What you are asked to do: Locate the lines that hold the string "apostolato". Copy every such line.

(Dataset entries)
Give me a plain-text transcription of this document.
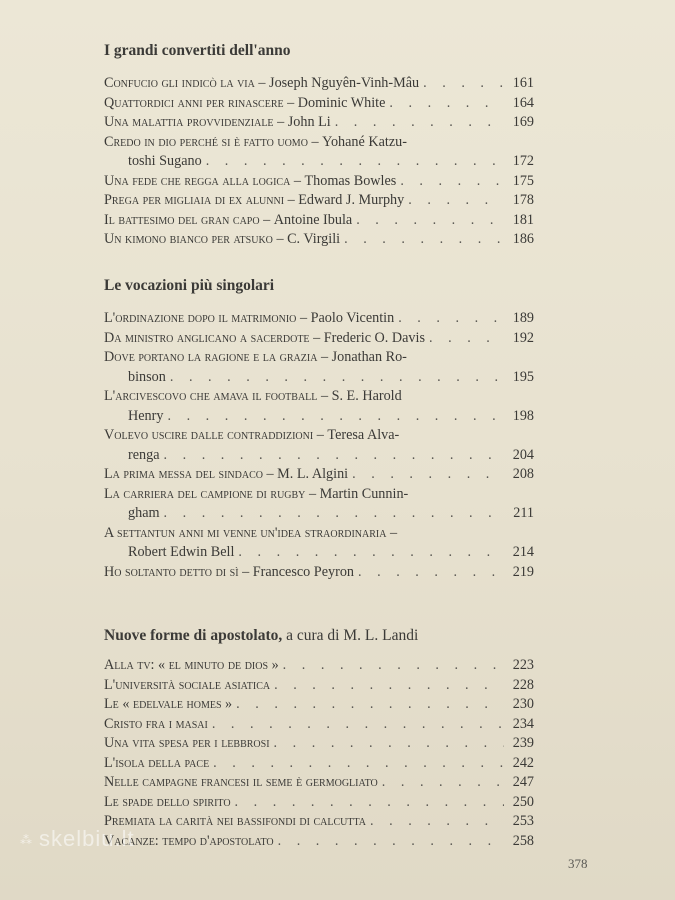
I grandi convertiti dell'anno
Confucio gli indicò la via – Joseph Nguyên-Vinh-Mâu . . .	161
Quattordici anni per rinascere – Dominic White . . .	164
Una malattia provvidenziale – John Li . . .	169
Credo in dio perché si è fatto uomo – Yohané Katzu-
toshi Sugano . . .	172
Una fede che regga alla logica – Thomas Bowles . . .	175
Prega per migliaia di ex alunni – Edward J. Murphy . . .	178
Il battesimo del gran capo – Antoine Ibula . . .	181
Un kimono bianco per atsuko – C. Virgili . . .	186
Le vocazioni più singolari
L'ordinazione dopo il matrimonio – Paolo Vicentin . . .	189
Da ministro anglicano a sacerdote – Frederic O. Davis . . .	192
Dove portano la ragione e la grazia – Jonathan Ro-
binson . . .	195
L'arcivescovo che amava il football – S. E. Harold
Henry . . .	198
Volevo uscire dalle contraddizioni – Teresa Alva-
renga . . .	204
La prima messa del sindaco – M. L. Algini . . .	208
La carriera del campione di rugby – Martin Cunnin-
gham . . .	211
A settantun anni mi venne un'idea straordinaria –
Robert Edwin Bell . . .	214
Ho soltanto detto di sì – Francesco Peyron . . .	219
Nuove forme di apostolato, a cura di M. L. Landi
Alla tv: « el minuto de dios » . . .	223
L'università sociale asiatica . . .	228
Le « edelvale homes » . . .	230
Cristo fra i masai . . .	234
Una vita spesa per i lebbrosi . . .	239
L'isola della pace . . .	242
Nelle campagne francesi il seme è germogliato . . .	247
Le spade dello spirito . . .	250
Premiata la carità nei bassifondi di calcutta . . .	253
Vacanze: tempo d'apostolato . . .	258
378
⁂ skelbiu.lt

Exercise result:
Nuove forme di apostolato, a cura di M. L. Landi
Vacanze: tempo d'apostolato . . .	258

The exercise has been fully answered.